§ **Records from a dataset**:
>>>>>

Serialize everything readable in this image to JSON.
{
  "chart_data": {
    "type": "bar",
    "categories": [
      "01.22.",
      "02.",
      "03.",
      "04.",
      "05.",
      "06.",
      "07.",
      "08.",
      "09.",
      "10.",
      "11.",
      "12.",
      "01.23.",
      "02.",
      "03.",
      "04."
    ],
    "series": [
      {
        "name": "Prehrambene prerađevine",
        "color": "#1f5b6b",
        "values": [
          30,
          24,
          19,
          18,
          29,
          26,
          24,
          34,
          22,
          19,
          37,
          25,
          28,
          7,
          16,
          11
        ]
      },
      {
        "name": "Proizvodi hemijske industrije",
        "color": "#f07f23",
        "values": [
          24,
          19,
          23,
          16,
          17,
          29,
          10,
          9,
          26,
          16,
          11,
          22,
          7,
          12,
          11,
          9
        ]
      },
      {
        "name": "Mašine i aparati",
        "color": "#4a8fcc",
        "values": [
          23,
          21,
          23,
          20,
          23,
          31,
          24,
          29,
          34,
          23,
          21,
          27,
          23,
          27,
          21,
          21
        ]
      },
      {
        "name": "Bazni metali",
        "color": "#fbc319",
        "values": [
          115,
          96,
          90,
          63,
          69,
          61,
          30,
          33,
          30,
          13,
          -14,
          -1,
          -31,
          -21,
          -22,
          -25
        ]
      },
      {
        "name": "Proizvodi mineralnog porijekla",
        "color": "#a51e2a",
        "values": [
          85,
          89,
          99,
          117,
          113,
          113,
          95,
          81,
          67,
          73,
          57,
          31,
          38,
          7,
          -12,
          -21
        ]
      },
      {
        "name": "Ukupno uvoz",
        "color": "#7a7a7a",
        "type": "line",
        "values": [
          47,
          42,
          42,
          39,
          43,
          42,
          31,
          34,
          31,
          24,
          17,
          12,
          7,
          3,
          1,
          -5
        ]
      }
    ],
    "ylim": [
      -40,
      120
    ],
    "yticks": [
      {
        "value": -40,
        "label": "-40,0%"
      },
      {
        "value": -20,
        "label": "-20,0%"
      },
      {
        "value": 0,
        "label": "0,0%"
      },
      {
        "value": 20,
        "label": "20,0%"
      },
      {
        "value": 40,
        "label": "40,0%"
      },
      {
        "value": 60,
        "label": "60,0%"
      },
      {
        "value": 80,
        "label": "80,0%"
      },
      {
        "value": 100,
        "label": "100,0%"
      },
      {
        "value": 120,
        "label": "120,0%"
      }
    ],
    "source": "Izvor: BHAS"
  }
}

<<<<<

§ **GIVEN EXERCISE**:
Exact copies of all the records are required.

§ **PROBLEM SOLUTION**:
Serialize everything readable in this image to JSON.
{
  "chart_data": {
    "type": "bar",
    "categories": [
      "01.22.",
      "02.",
      "03.",
      "04.",
      "05.",
      "06.",
      "07.",
      "08.",
      "09.",
      "10.",
      "11.",
      "12.",
      "01.23.",
      "02.",
      "03.",
      "04."
    ],
    "series": [
      {
        "name": "Prehrambene prerađevine",
        "color": "#1f5b6b",
        "values": [
          30,
          24,
          19,
          18,
          29,
          26,
          24,
          34,
          22,
          19,
          37,
          25,
          28,
          7,
          16,
          11
        ]
      },
      {
        "name": "Proizvodi hemijske industrije",
        "color": "#f07f23",
        "values": [
          24,
          19,
          23,
          16,
          17,
          29,
          10,
          9,
          26,
          16,
          11,
          22,
          7,
          12,
          11,
          9
        ]
      },
      {
        "name": "Mašine i aparati",
        "color": "#4a8fcc",
        "values": [
          23,
          21,
          23,
          20,
          23,
          31,
          24,
          29,
          34,
          23,
          21,
          27,
          23,
          27,
          21,
          21
        ]
      },
      {
        "name": "Bazni metali",
        "color": "#fbc319",
        "values": [
          115,
          96,
          90,
          63,
          69,
          61,
          30,
          33,
          30,
          13,
          -14,
          -1,
          -31,
          -21,
          -22,
          -25
        ]
      },
      {
        "name": "Proizvodi mineralnog porijekla",
        "color": "#a51e2a",
        "values": [
          85,
          89,
          99,
          117,
          113,
          113,
          95,
          81,
          67,
          73,
          57,
          31,
          38,
          7,
          -12,
          -21
        ]
      },
      {
        "name": "Ukupno uvoz",
        "color": "#7a7a7a",
        "type": "line",
        "values": [
          47,
          42,
          42,
          39,
          43,
          42,
          31,
          34,
          31,
          24,
          17,
          12,
          7,
          3,
          1,
          -5
        ]
      }
    ],
    "ylim": [
      -40,
      120
    ],
    "yticks": [
      {
        "value": -40,
        "label": "-40,0%"
      },
      {
        "value": -20,
        "label": "-20,0%"
      },
      {
        "value": 0,
        "label": "0,0%"
      },
      {
        "value": 20,
        "label": "20,0%"
      },
      {
        "value": 40,
        "label": "40,0%"
      },
      {
        "value": 60,
        "label": "60,0%"
      },
      {
        "value": 80,
        "label": "80,0%"
      },
      {
        "value": 100,
        "label": "100,0%"
      },
      {
        "value": 120,
        "label": "120,0%"
      }
    ],
    "source": "Izvor: BHAS"
  }
}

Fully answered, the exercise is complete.